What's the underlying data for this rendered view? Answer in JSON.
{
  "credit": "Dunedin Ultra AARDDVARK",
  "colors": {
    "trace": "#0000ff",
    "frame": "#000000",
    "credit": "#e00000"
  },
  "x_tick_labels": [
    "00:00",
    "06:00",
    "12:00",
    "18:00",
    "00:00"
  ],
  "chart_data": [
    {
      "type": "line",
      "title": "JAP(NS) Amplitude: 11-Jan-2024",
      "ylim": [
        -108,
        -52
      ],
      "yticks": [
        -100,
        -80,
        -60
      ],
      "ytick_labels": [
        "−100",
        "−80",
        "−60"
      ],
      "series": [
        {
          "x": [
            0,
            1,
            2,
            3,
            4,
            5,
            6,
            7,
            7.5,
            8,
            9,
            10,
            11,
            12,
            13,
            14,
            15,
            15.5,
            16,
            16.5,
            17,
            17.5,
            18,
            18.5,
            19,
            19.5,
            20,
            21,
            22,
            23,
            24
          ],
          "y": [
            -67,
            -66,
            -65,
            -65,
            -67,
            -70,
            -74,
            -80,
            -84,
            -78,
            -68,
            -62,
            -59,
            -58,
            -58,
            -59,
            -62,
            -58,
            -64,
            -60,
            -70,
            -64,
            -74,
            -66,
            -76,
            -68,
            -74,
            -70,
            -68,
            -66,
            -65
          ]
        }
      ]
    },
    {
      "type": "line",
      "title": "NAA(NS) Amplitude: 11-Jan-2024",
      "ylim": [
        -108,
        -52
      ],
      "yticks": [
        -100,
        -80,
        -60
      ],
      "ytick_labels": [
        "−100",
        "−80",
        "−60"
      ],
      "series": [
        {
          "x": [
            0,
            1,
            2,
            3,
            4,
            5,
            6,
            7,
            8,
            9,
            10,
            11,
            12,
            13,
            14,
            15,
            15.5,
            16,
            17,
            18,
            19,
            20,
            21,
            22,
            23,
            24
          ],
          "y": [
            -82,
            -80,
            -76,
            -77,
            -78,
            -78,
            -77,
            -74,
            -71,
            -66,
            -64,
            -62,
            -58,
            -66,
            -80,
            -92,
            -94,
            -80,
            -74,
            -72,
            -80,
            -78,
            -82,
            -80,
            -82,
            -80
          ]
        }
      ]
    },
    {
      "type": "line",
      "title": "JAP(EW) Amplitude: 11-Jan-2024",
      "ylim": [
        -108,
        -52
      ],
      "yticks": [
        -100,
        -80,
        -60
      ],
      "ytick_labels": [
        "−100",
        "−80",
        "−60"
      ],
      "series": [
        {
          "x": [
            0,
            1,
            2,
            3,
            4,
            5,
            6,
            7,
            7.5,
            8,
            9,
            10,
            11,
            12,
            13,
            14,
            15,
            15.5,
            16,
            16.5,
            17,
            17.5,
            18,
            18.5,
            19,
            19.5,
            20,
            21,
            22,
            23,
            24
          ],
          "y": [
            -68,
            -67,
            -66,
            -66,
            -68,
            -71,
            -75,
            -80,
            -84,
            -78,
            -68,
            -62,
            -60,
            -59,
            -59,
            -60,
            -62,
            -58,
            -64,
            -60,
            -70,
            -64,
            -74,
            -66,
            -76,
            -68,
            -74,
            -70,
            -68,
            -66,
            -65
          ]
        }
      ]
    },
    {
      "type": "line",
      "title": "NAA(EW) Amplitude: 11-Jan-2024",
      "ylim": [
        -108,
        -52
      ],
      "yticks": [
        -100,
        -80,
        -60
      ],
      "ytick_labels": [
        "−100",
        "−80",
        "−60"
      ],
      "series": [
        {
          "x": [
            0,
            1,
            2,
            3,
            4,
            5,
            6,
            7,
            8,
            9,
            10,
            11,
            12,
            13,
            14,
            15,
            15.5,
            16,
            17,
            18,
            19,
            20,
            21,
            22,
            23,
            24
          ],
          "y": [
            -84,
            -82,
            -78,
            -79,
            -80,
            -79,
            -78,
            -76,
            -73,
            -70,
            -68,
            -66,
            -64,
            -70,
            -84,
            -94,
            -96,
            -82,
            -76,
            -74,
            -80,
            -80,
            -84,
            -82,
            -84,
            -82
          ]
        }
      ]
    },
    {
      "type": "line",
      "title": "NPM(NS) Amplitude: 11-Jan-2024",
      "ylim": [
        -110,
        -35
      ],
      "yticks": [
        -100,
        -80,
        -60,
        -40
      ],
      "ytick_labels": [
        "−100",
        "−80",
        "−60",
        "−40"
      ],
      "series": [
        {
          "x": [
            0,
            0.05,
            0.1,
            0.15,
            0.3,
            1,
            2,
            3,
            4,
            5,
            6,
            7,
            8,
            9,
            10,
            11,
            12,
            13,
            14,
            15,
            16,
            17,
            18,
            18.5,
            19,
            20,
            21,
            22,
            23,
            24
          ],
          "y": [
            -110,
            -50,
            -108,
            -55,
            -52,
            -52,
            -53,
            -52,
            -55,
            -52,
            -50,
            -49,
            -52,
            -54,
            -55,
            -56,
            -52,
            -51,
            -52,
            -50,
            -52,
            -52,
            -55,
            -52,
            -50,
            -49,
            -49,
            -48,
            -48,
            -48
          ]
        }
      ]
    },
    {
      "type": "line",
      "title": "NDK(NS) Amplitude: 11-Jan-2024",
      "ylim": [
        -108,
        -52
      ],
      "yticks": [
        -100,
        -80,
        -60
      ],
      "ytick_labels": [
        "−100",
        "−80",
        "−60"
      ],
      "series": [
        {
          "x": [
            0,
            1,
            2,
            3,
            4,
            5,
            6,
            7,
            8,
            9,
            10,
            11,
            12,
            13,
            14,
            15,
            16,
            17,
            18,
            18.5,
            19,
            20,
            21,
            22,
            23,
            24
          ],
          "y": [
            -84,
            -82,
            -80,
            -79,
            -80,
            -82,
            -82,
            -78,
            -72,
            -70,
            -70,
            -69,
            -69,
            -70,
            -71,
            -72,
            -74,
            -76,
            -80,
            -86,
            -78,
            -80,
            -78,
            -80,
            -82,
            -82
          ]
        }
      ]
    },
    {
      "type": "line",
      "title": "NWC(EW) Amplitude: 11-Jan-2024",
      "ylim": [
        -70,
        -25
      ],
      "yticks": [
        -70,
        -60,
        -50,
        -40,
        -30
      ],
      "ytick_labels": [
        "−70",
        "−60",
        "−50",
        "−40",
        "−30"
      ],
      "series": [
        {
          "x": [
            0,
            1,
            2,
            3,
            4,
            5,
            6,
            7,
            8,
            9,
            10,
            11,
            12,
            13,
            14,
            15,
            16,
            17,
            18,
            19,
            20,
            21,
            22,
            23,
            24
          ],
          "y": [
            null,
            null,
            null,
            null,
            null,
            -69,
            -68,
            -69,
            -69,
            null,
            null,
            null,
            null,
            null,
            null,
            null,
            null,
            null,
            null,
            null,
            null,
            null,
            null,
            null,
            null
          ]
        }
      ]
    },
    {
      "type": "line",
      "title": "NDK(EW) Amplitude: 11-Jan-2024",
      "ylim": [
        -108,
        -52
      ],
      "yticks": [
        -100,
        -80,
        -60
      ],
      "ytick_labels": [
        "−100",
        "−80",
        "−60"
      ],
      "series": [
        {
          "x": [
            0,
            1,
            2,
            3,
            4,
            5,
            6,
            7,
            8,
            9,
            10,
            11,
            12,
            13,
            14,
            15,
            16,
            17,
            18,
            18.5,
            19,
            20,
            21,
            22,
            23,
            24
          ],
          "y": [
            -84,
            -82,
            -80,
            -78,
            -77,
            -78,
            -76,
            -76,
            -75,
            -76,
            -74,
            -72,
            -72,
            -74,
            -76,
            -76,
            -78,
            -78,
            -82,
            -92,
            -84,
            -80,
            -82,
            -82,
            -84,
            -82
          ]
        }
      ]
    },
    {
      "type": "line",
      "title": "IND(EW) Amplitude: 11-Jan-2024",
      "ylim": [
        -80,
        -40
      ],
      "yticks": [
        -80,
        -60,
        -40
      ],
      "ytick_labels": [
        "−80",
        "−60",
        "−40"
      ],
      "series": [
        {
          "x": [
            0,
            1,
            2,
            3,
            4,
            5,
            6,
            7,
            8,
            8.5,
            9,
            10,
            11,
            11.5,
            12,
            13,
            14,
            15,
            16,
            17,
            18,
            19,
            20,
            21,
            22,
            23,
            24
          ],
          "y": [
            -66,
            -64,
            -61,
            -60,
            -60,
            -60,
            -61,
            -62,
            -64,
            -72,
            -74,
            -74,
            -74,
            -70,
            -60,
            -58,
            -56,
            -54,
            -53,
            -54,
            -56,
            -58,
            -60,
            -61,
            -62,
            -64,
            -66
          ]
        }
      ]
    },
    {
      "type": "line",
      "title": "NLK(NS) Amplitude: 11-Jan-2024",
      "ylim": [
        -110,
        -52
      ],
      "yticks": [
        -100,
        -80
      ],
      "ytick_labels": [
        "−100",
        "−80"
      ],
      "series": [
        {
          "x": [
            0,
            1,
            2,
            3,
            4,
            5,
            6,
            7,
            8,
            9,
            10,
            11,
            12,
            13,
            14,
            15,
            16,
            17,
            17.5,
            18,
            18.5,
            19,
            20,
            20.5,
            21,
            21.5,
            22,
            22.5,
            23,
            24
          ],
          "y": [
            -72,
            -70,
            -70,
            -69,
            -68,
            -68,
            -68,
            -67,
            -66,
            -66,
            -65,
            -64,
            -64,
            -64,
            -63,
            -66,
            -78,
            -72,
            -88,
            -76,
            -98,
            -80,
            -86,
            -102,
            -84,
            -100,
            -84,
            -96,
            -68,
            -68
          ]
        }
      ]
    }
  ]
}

********************

▶ _Task goal_: Copy out each line of the listing that holds "title".

▶ _Answer to the task_:
      "title": "JAP(NS) Amplitude: 11-Jan-2024",
      "title": "NAA(NS) Amplitude: 11-Jan-2024",
      "title": "JAP(EW) Amplitude: 11-Jan-2024",
      "title": "NAA(EW) Amplitude: 11-Jan-2024",
      "title": "NPM(NS) Amplitude: 11-Jan-2024",
      "title": "NDK(NS) Amplitude: 11-Jan-2024",
      "title": "NWC(EW) Amplitude: 11-Jan-2024",
      "title": "NDK(EW) Amplitude: 11-Jan-2024",
      "title": "IND(EW) Amplitude: 11-Jan-2024",
      "title": "NLK(NS) Amplitude: 11-Jan-2024",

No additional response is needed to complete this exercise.